[What the task asks] Rewrite the data that follows, swapping every "emphasis-text" for "highlight-text" and changing nothing else. Omit the pictures from your answer.
━━━━━━━━
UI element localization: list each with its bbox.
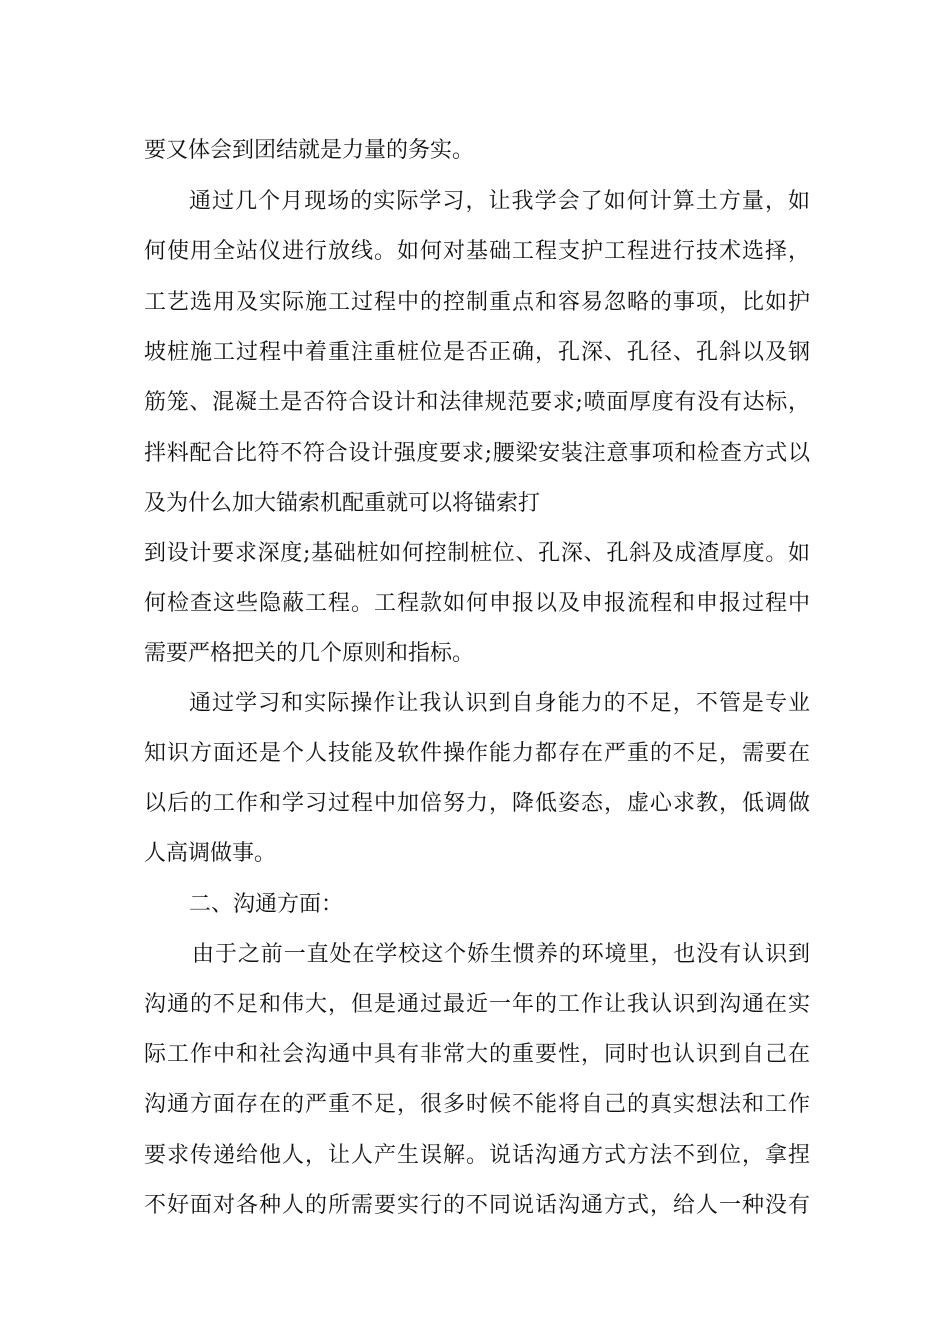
text-line-5: 坡桩施工过程中着重注重桩位是否正确，孔深、孔径、孔斜以及钢 [144,340,810,365]
text-line-19: 际工作中和社会沟通中具有非常大的重要性，同时也认识到自己在 [144,1042,810,1067]
text-line-12: 通过学习和实际操作让我认识到自身能力的不足，不管是专业 [189,691,810,716]
text-line-3: 何使用全站仪进行放线。如何对基础工程支护工程进行技术选择， [144,239,810,264]
text-line-10: 何检查这些隐蔽工程。工程款如何申报以及申报流程和申报过程中 [144,591,810,616]
text-line-20: 沟通方面存在的严重不足，很多时候不能将自己的真实想法和工作 [144,1092,810,1117]
text-line-4: 工艺选用及实际施工过程中的控制重点和容易忽略的事项，比如护 [144,290,810,315]
text-line-21: 要求传递给他人，让人产生误解。说话沟通方式方法不到位，拿捏 [144,1143,810,1168]
text-line-9: 到设计要求深度;基础桩如何控制桩位、孔深、孔斜及成渣厚度。如 [144,541,810,566]
text-line-1: 要又体会到团结就是力量的务实。 [144,138,475,163]
text-line-14: 以后的工作和学习过程中加倍努力，降低姿态，虚心求教，低调做 [144,791,810,816]
text-line-11: 需要严格把关的几个原则和指标。 [144,641,475,666]
text-line-2: 通过几个月现场的实际学习，让我学会了如何计算土方量，如 [189,189,810,214]
text-line-18: 沟通的不足和伟大，但是通过最近一年的工作让我认识到沟通在实 [144,992,810,1017]
text-line-15: 人高调做事。 [144,841,277,866]
text-line-22: 不好面对各种人的所需要实行的不同说话沟通方式，给人一种没有 [144,1193,810,1218]
section-heading: 二、沟通方面： [189,892,344,917]
text-line-7: 拌料配合比符不符合设计强度要求;腰梁安装注意事项和检查方式以 [144,441,810,466]
text-line-6: 筋笼、混凝土是否符合设计和法律规范要求;喷面厚度有没有达标， [144,390,810,415]
text-line-8: 及为什么加大锚索机配重就可以将锚索打 [144,491,541,516]
text-line-13: 知识方面还是个人技能及软件操作能力都存在严重的不足，需要在 [144,741,810,766]
text-line-17: 由于之前一直处在学校这个娇生惯养的环境里，也没有认识到 [192,942,810,967]
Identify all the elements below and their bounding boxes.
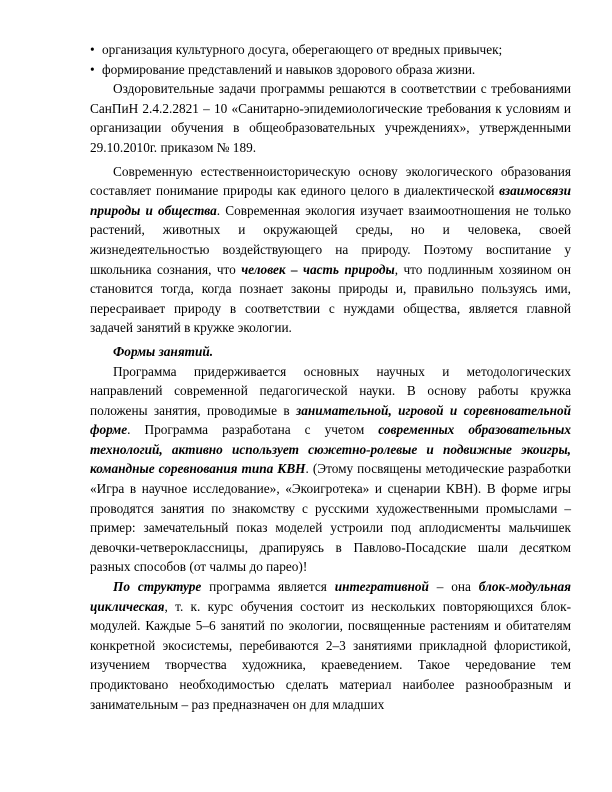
emphasis-text: блок-модульная циклическая: [90, 579, 571, 614]
text-run: Программа придерживается основных научных и методологических направлений современной педагогической науки. В основу работы кружка положены занятия, проводимые в: [90, 363, 571, 418]
emphasis-text: По структуре: [113, 579, 202, 595]
paragraph-forms: [90, 362, 571, 578]
text-run: программа является: [201, 579, 335, 595]
emphasis-text: взаимосвязи природы и общества: [90, 183, 571, 218]
heading-text: Формы занятий.: [113, 343, 214, 359]
emphasis-text: современных образовательных технологий, активно использует сюжетно-ролевые и подвижные экоигры, командные соревнования типа КВН: [90, 422, 571, 477]
text-run: . Программа разработана с учетом: [127, 422, 379, 438]
bullet-item: [90, 40, 571, 60]
emphasis-text: человек – часть природы: [241, 261, 395, 277]
document-page: [90, 40, 571, 714]
bullet-text: формирование представлений и навыков здорового образа жизни.: [102, 61, 476, 77]
text-run: , что подлинным хозяином он становится тогда, когда познает законы природы и, правильно пользуясь ими, пересраивает природу в соответствии с нуждами общества, является главной задачей занятий в кружке экологии.: [90, 261, 571, 336]
text-run: , т. к. курс обучения состоит из нескольких повторяющихся блок-модулей. Каждые 5–6 занятий по экологии, посвященные растениям и обитателям конкретной экосистемы, перебиваются 2–3 занятиями прикладной флористикой, изучением творчества художника, краеведением. Такое чередование тем продиктовано необходимостью сделать материал наиболее разнообразным и занимательным – раз предназначен он для младших: [90, 598, 571, 712]
text-run: – она: [428, 579, 479, 595]
bullet-marker: •: [90, 42, 95, 57]
text-run: Современную естественноисторическую основу экологического образования составляет понимание природы как единого целого в диалектической: [90, 163, 571, 199]
text-run: . Современная экология изучает взаимоотношения не только растений, животных и окружающей среды, но и человека, своей жизнедеятельностью воздействующего на природу. Поэтому воспитание у школьника сознания, что: [90, 202, 571, 277]
bullet-marker: •: [90, 61, 95, 77]
paragraph-structure: [90, 577, 571, 714]
paragraph-ecology-basis: [90, 162, 571, 338]
section-heading: [90, 342, 571, 362]
bullet-text: организация культурного досуга, оберегающего от вредных привычек;: [102, 42, 503, 57]
text-run: . (Этому посвящены методические разработки «Игра в научное исследование», «Экоигротека» и сценарии КВН). В форме игры проводятся занятия по знакомству с русскими художественными промыслами – пример: замечательный показ моделей устроили под аплодисменты мальчишек девочки-четвероклассницы, драпируясь в Павлово-Посадские шали десятком разных способов (от чалмы до парео)!: [90, 461, 571, 575]
paragraph-sanpin: Оздоровительные задачи программы решаются в соответствии с требованиями СанПиН 2.4.2.2821 – 10 «Санитарно-эпидемиологические требования к условиям и организации обучения в общеобразовательных учреждениях», утвержденными 29.10.2010г. приказом № 189.: [90, 81, 571, 155]
bullet-item: [90, 60, 571, 80]
emphasis-text: занимательной, игровой и соревновательной форме: [90, 402, 571, 438]
emphasis-text: интегративной: [334, 579, 429, 595]
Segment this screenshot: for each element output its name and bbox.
━━━━━━━━
[Expected answer]
UI element localization: list each with its bbox.
text-line-5: 坡桩施工过程中着重注重桩位是否正确，孔深、孔径、孔斜以及钢 [144,340,810,365]
text-line-19: 际工作中和社会沟通中具有非常大的重要性，同时也认识到自己在 [144,1042,810,1067]
text-line-12: 通过学习和实际操作让我认识到自身能力的不足，不管是专业 [189,691,810,716]
text-line-3: 何使用全站仪进行放线。如何对基础工程支护工程进行技术选择， [144,239,810,264]
text-line-10: 何检查这些隐蔽工程。工程款如何申报以及申报流程和申报过程中 [144,591,810,616]
text-line-20: 沟通方面存在的严重不足，很多时候不能将自己的真实想法和工作 [144,1092,810,1117]
text-line-4: 工艺选用及实际施工过程中的控制重点和容易忽略的事项，比如护 [144,290,810,315]
text-line-21: 要求传递给他人，让人产生误解。说话沟通方式方法不到位，拿捏 [144,1143,810,1168]
text-line-9: 到设计要求深度;基础桩如何控制桩位、孔深、孔斜及成渣厚度。如 [144,541,810,566]
text-line-1: 要又体会到团结就是力量的务实。 [144,138,475,163]
text-line-14: 以后的工作和学习过程中加倍努力，降低姿态，虚心求教，低调做 [144,791,810,816]
text-line-11: 需要严格把关的几个原则和指标。 [144,641,475,666]
text-line-2: 通过几个月现场的实际学习，让我学会了如何计算土方量，如 [189,189,810,214]
text-line-18: 沟通的不足和伟大，但是通过最近一年的工作让我认识到沟通在实 [144,992,810,1017]
text-line-15: 人高调做事。 [144,841,277,866]
text-line-22: 不好面对各种人的所需要实行的不同说话沟通方式，给人一种没有 [144,1193,810,1218]
section-heading: 二、沟通方面： [189,892,344,917]
text-line-7: 拌料配合比符不符合设计强度要求;腰梁安装注意事项和检查方式以 [144,441,810,466]
text-line-6: 筋笼、混凝土是否符合设计和法律规范要求;喷面厚度有没有达标， [144,390,810,415]
text-line-8: 及为什么加大锚索机配重就可以将锚索打 [144,491,541,516]
text-line-13: 知识方面还是个人技能及软件操作能力都存在严重的不足，需要在 [144,741,810,766]
text-line-17: 由于之前一直处在学校这个娇生惯养的环境里，也没有认识到 [192,942,810,967]
Identify all the elements below and their bounding boxes.
highlight-text: блок-модульная циклическая: [90, 579, 571, 614]
text-run: Программа придерживается основных научных и методологических направлений современной педагогической науки. В основу работы кружка положены занятия, проводимые в: [90, 363, 571, 418]
highlight-text: По структуре: [113, 579, 202, 595]
paragraph-forms: [90, 362, 571, 578]
text-run: программа является: [201, 579, 335, 595]
highlight-text: взаимосвязи природы и общества: [90, 183, 571, 218]
heading-text: Формы занятий.: [113, 343, 214, 359]
highlight-text: современных образовательных технологий, активно использует сюжетно-ролевые и подвижные экоигры, командные соревнования типа КВН: [90, 422, 571, 477]
text-run: . Программа разработана с учетом: [127, 422, 379, 438]
bullet-item: [90, 40, 571, 60]
highlight-text: человек – часть природы: [241, 261, 395, 277]
document-page: [90, 40, 571, 714]
bullet-text: формирование представлений и навыков здорового образа жизни.: [102, 61, 476, 77]
text-run: , что подлинным хозяином он становится тогда, когда познает законы природы и, правильно пользуясь ими, пересраивает природу в соответствии с нуждами общества, является главной задачей занятий в кружке экологии.: [90, 261, 571, 336]
text-run: , т. к. курс обучения состоит из нескольких повторяющихся блок-модулей. Каждые 5–6 занятий по экологии, посвященные растениям и обитателям конкретной экосистемы, перебиваются 2–3 занятиями прикладной флористикой, изучением творчества художника, краеведением. Такое чередование тем продиктовано необходимостью сделать материал наиболее разнообразным и занимательным – раз предназначен он для младших: [90, 598, 571, 712]
text-run: – она: [428, 579, 479, 595]
bullet-marker: •: [90, 42, 95, 57]
text-run: Современную естественноисторическую основу экологического образования составляет понимание природы как единого целого в диалектической: [90, 163, 571, 199]
text-run: . Современная экология изучает взаимоотношения не только растений, животных и окружающей среды, но и человека, своей жизнедеятельностью воздействующего на природу. Поэтому воспитание у школьника сознания, что: [90, 202, 571, 277]
bullet-marker: •: [90, 61, 95, 77]
paragraph-structure: [90, 577, 571, 714]
paragraph-ecology-basis: [90, 162, 571, 338]
section-heading: [90, 342, 571, 362]
bullet-text: организация культурного досуга, оберегающего от вредных привычек;: [102, 42, 503, 57]
text-run: . (Этому посвящены методические разработки «Игра в научное исследование», «Экоигротека» и сценарии КВН). В форме игры проводятся занятия по знакомству с русскими художественными промыслами – пример: замечательный показ моделей устроили под аплодисменты мальчишек девочки-четвероклассницы, драпируясь в Павлово-Посадские шали десятком разных способов (от чалмы до парео)!: [90, 461, 571, 575]
paragraph-sanpin: Оздоровительные задачи программы решаются в соответствии с требованиями СанПиН 2.4.2.2821 – 10 «Санитарно-эпидемиологические требования к условиям и организации обучения в общеобразовательных учреждениях», утвержденными 29.10.2010г. приказом № 189.: [90, 81, 571, 155]
bullet-item: [90, 60, 571, 80]
highlight-text: занимательной, игровой и соревновательной форме: [90, 402, 571, 438]
highlight-text: интегративной: [334, 579, 429, 595]
Segment this screenshot: for each element output its name and bbox.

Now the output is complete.